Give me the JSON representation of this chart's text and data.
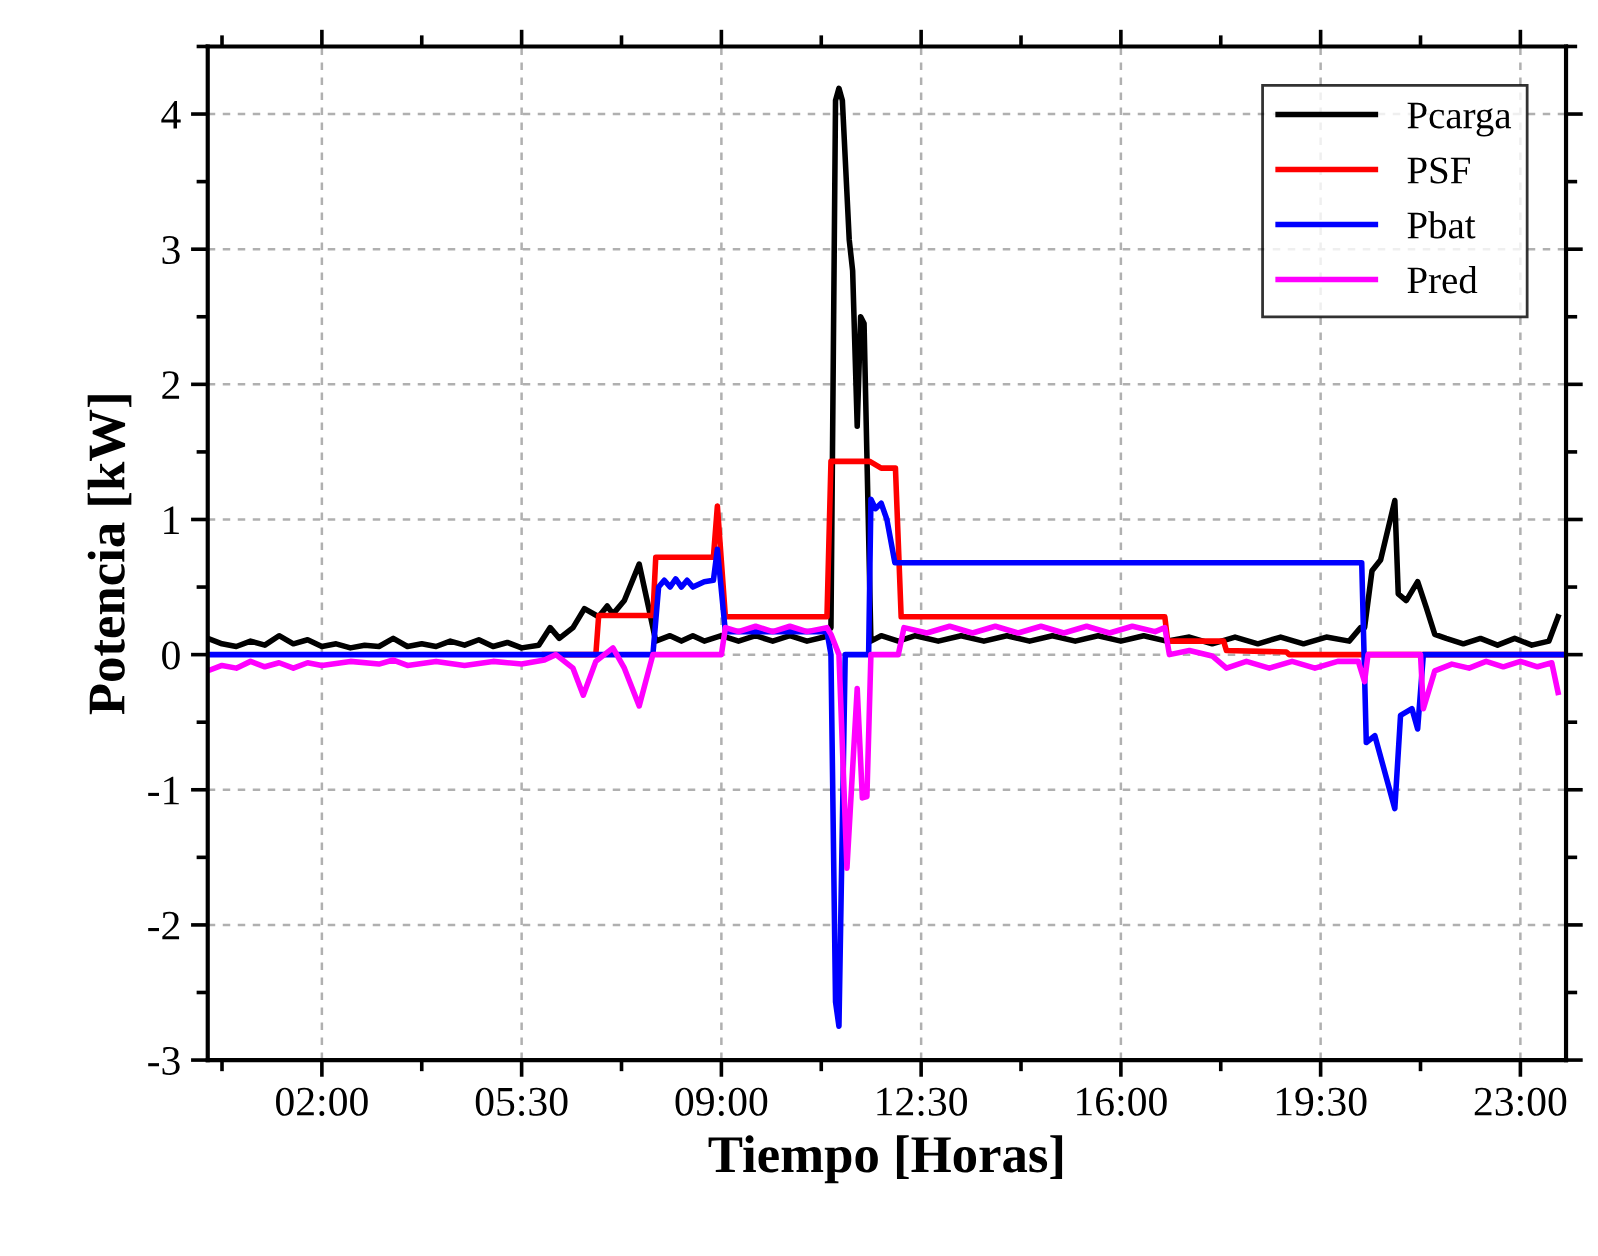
{
  "chart_data": {
    "type": "line",
    "xlabel": "Tiempo [Horas]",
    "ylabel": "Potencia [kW]",
    "xlim": [
      0,
      23.8
    ],
    "ylim": [
      -3,
      4.5
    ],
    "xticks": [
      {
        "value": 2,
        "label": "02:00"
      },
      {
        "value": 5.5,
        "label": "05:30"
      },
      {
        "value": 9,
        "label": "09:00"
      },
      {
        "value": 12.5,
        "label": "12:30"
      },
      {
        "value": 16,
        "label": "16:00"
      },
      {
        "value": 19.5,
        "label": "19:30"
      },
      {
        "value": 23,
        "label": "23:00"
      }
    ],
    "yticks": [
      -3,
      -2,
      -1,
      0,
      1,
      2,
      3,
      4
    ],
    "grid": true,
    "legend": "top right",
    "line_style": "solid",
    "marker": "none",
    "series": [
      {
        "name": "Pcarga",
        "color": "#000000",
        "x": [
          0,
          0.25,
          0.5,
          0.75,
          1.0,
          1.25,
          1.5,
          1.75,
          2.0,
          2.25,
          2.5,
          2.75,
          3.0,
          3.25,
          3.5,
          3.75,
          4.0,
          4.25,
          4.5,
          4.75,
          5.0,
          5.25,
          5.5,
          5.8,
          6.0,
          6.16,
          6.4,
          6.6,
          6.85,
          7.0,
          7.1,
          7.3,
          7.56,
          7.75,
          7.85,
          8.1,
          8.3,
          8.5,
          8.7,
          9.0,
          9.3,
          9.6,
          9.9,
          10.2,
          10.5,
          10.8,
          10.92,
          11.0,
          11.06,
          11.12,
          11.24,
          11.3,
          11.38,
          11.44,
          11.5,
          11.62,
          11.8,
          12.1,
          12.4,
          12.8,
          13.2,
          13.6,
          14.0,
          14.4,
          14.8,
          15.2,
          15.6,
          16.0,
          16.4,
          16.8,
          17.2,
          17.6,
          18.0,
          18.4,
          18.8,
          19.2,
          19.6,
          20.0,
          20.2,
          20.27,
          20.4,
          20.55,
          20.8,
          20.86,
          21.0,
          21.2,
          21.35,
          21.5,
          21.7,
          22.0,
          22.3,
          22.6,
          22.9,
          23.2,
          23.5,
          23.66
        ],
        "values": [
          0.12,
          0.08,
          0.06,
          0.1,
          0.07,
          0.14,
          0.08,
          0.11,
          0.06,
          0.08,
          0.05,
          0.07,
          0.06,
          0.12,
          0.06,
          0.08,
          0.06,
          0.1,
          0.07,
          0.11,
          0.06,
          0.09,
          0.05,
          0.07,
          0.2,
          0.12,
          0.2,
          0.34,
          0.28,
          0.36,
          0.3,
          0.4,
          0.67,
          0.3,
          0.1,
          0.14,
          0.1,
          0.14,
          0.1,
          0.14,
          0.1,
          0.14,
          0.1,
          0.14,
          0.1,
          0.13,
          0.2,
          4.1,
          4.19,
          4.1,
          3.07,
          2.84,
          1.69,
          2.5,
          2.45,
          0.1,
          0.14,
          0.1,
          0.14,
          0.1,
          0.14,
          0.1,
          0.14,
          0.1,
          0.14,
          0.1,
          0.14,
          0.1,
          0.14,
          0.1,
          0.13,
          0.08,
          0.13,
          0.08,
          0.13,
          0.08,
          0.13,
          0.1,
          0.2,
          0.2,
          0.62,
          0.7,
          1.14,
          0.45,
          0.4,
          0.54,
          0.35,
          0.15,
          0.12,
          0.08,
          0.12,
          0.07,
          0.12,
          0.07,
          0.1,
          0.28
        ]
      },
      {
        "name": "PSF",
        "color": "#ff0000",
        "x": [
          5.9,
          6.8,
          6.85,
          7.8,
          7.85,
          8.86,
          8.93,
          9.07,
          10.85,
          10.92,
          11.6,
          11.8,
          12.05,
          12.15,
          16.77,
          16.82,
          17.8,
          17.85,
          18.9,
          18.95,
          23.8
        ],
        "values": [
          0,
          0,
          0.29,
          0.29,
          0.72,
          0.72,
          1.1,
          0.28,
          0.28,
          1.43,
          1.43,
          1.38,
          1.38,
          0.28,
          0.28,
          0.1,
          0.1,
          0.03,
          0.02,
          0,
          0
        ]
      },
      {
        "name": "Pbat",
        "color": "#0000ff",
        "x": [
          0,
          7.8,
          7.9,
          8.0,
          8.1,
          8.2,
          8.3,
          8.4,
          8.5,
          8.7,
          8.86,
          8.93,
          9.07,
          10.85,
          10.92,
          11.0,
          11.06,
          11.17,
          11.58,
          11.62,
          11.7,
          11.8,
          11.9,
          12.04,
          20.22,
          20.3,
          20.45,
          20.8,
          20.9,
          21.1,
          21.2,
          21.3,
          23.8
        ],
        "values": [
          0,
          0,
          0.5,
          0.55,
          0.5,
          0.56,
          0.5,
          0.55,
          0.5,
          0.54,
          0.55,
          0.78,
          0.17,
          0.17,
          0,
          -2.57,
          -2.75,
          0,
          0,
          1.15,
          1.08,
          1.12,
          1.0,
          0.68,
          0.68,
          -0.65,
          -0.6,
          -1.14,
          -0.45,
          -0.4,
          -0.55,
          0,
          0
        ]
      },
      {
        "name": "Pred",
        "color": "#ff00ff",
        "x": [
          0,
          0.25,
          0.5,
          0.75,
          1.0,
          1.25,
          1.5,
          1.75,
          2.0,
          2.5,
          3.0,
          3.25,
          3.5,
          4.0,
          4.5,
          5.0,
          5.5,
          5.9,
          6.1,
          6.4,
          6.58,
          6.8,
          7.1,
          7.3,
          7.56,
          7.8,
          9.0,
          9.07,
          9.3,
          9.6,
          9.9,
          10.2,
          10.5,
          10.85,
          10.92,
          11.06,
          11.2,
          11.38,
          11.47,
          11.55,
          11.62,
          12.1,
          12.2,
          12.6,
          13.0,
          13.4,
          13.8,
          14.2,
          14.6,
          15.0,
          15.4,
          15.8,
          16.2,
          16.6,
          16.77,
          16.85,
          17.2,
          17.6,
          17.85,
          18.2,
          18.6,
          19.0,
          19.4,
          19.8,
          20.16,
          20.27,
          20.33,
          21.25,
          21.3,
          21.5,
          21.8,
          22.1,
          22.4,
          22.7,
          23.0,
          23.3,
          23.55,
          23.66
        ],
        "values": [
          -0.12,
          -0.08,
          -0.1,
          -0.05,
          -0.09,
          -0.06,
          -0.1,
          -0.06,
          -0.08,
          -0.05,
          -0.07,
          -0.04,
          -0.08,
          -0.05,
          -0.08,
          -0.05,
          -0.07,
          -0.04,
          0,
          -0.1,
          -0.3,
          -0.05,
          0.05,
          -0.1,
          -0.38,
          0,
          0,
          0.2,
          0.17,
          0.21,
          0.17,
          0.21,
          0.17,
          0.2,
          0.15,
          0,
          -1.58,
          -0.25,
          -1.06,
          -1.05,
          0,
          0,
          0.2,
          0.16,
          0.21,
          0.16,
          0.21,
          0.16,
          0.21,
          0.16,
          0.21,
          0.16,
          0.21,
          0.17,
          0.2,
          0,
          0.03,
          -0.01,
          -0.1,
          -0.05,
          -0.1,
          -0.05,
          -0.1,
          -0.05,
          -0.05,
          -0.2,
          0,
          0,
          -0.4,
          -0.12,
          -0.07,
          -0.1,
          -0.05,
          -0.09,
          -0.05,
          -0.09,
          -0.06,
          -0.28
        ]
      }
    ]
  }
}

REQUIREMENT: Reproduce each line of the material containing the word "color".

RESPONSE TO THE EXERCISE:
        "color": "#000000",
        "color": "#ff0000",
        "color": "#0000ff",
        "color": "#ff00ff",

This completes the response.